- _EXERCISE BRIEF_
Copy each line in the data that includes the word "this".

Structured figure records
** Start **

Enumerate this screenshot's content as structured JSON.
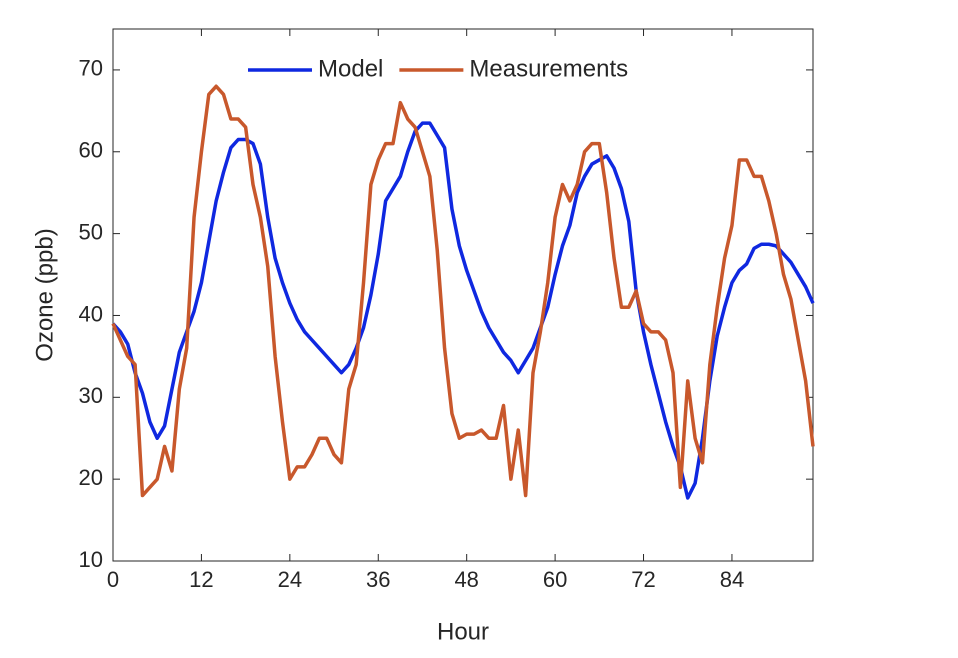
{
  "chart_data": {
    "type": "line",
    "xlabel": "Hour",
    "ylabel": "Ozone (ppb)",
    "x": [
      0,
      1,
      2,
      3,
      4,
      5,
      6,
      7,
      8,
      9,
      10,
      11,
      12,
      13,
      14,
      15,
      16,
      17,
      18,
      19,
      20,
      21,
      22,
      23,
      24,
      25,
      26,
      27,
      28,
      29,
      30,
      31,
      32,
      33,
      34,
      35,
      36,
      37,
      38,
      39,
      40,
      41,
      42,
      43,
      44,
      45,
      46,
      47,
      48,
      49,
      50,
      51,
      52,
      53,
      54,
      55,
      56,
      57,
      58,
      59,
      60,
      61,
      62,
      63,
      64,
      65,
      66,
      67,
      68,
      69,
      70,
      71,
      72,
      73,
      74,
      75,
      76,
      77,
      78,
      79,
      80,
      81,
      82,
      83,
      84,
      85,
      86,
      87,
      88,
      89,
      90,
      91,
      92,
      93,
      94,
      95
    ],
    "series": [
      {
        "name": "Model",
        "color": "#0f28e0",
        "values": [
          39,
          38,
          36.5,
          33,
          30.5,
          27,
          25,
          26.5,
          31,
          35.5,
          38,
          40.5,
          44,
          49,
          54,
          57.5,
          60.5,
          61.5,
          61.5,
          61,
          58.5,
          52,
          47,
          44,
          41.5,
          39.5,
          38,
          37,
          36,
          35,
          34,
          33,
          34,
          36,
          38.5,
          42.5,
          47.5,
          54,
          55.5,
          57,
          60,
          62.5,
          63.5,
          63.5,
          62,
          60.5,
          53,
          48.5,
          45.5,
          43,
          40.5,
          38.5,
          37,
          35.5,
          34.5,
          33,
          34.5,
          36,
          38.5,
          41,
          45,
          48.5,
          51,
          55,
          57,
          58.5,
          59,
          59.5,
          58,
          55.5,
          51.5,
          43,
          38,
          34,
          30.5,
          27,
          24,
          21.5,
          17.7,
          19.5,
          25,
          32,
          37.5,
          41,
          44,
          45.5,
          46.3,
          48.2,
          48.7,
          48.7,
          48.5,
          47.5,
          46.5,
          45,
          43.5,
          41.5
        ]
      },
      {
        "name": "Measurements",
        "color": "#c8582c",
        "values": [
          39,
          37,
          35,
          34,
          18,
          19,
          20,
          24,
          21,
          31,
          36,
          52,
          60,
          67,
          68,
          67,
          64,
          64,
          63,
          56,
          52,
          46,
          35,
          27,
          20,
          21.5,
          21.5,
          23,
          25,
          25,
          23,
          22,
          31,
          34,
          44,
          56,
          59,
          61,
          61,
          66,
          64,
          63,
          60,
          57,
          48,
          36,
          28,
          25,
          25.5,
          25.5,
          26,
          25,
          25,
          29,
          20,
          26,
          18,
          33,
          38,
          44,
          52,
          56,
          54,
          56,
          60,
          61,
          61,
          55,
          47,
          41,
          41,
          43,
          39,
          38,
          38,
          37,
          33,
          19,
          32,
          25,
          22,
          34,
          41,
          47,
          51,
          59,
          59,
          57,
          57,
          54,
          50,
          45,
          42,
          37,
          32,
          24
        ]
      }
    ],
    "xlim": [
      0,
      95
    ],
    "xticks": [
      0,
      12,
      24,
      36,
      48,
      60,
      72,
      84
    ],
    "ylim": [
      10,
      75
    ],
    "yticks": [
      10,
      20,
      30,
      40,
      50,
      60,
      70
    ],
    "legend": "top"
  }
}
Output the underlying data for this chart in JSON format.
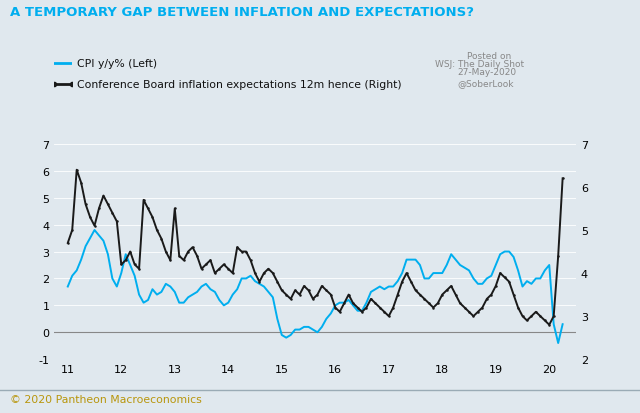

** End **

- _TASK RESPONSE_
Enumerate this screenshot's content as structured JSON.
Output the underlying data for this chart in JSON format.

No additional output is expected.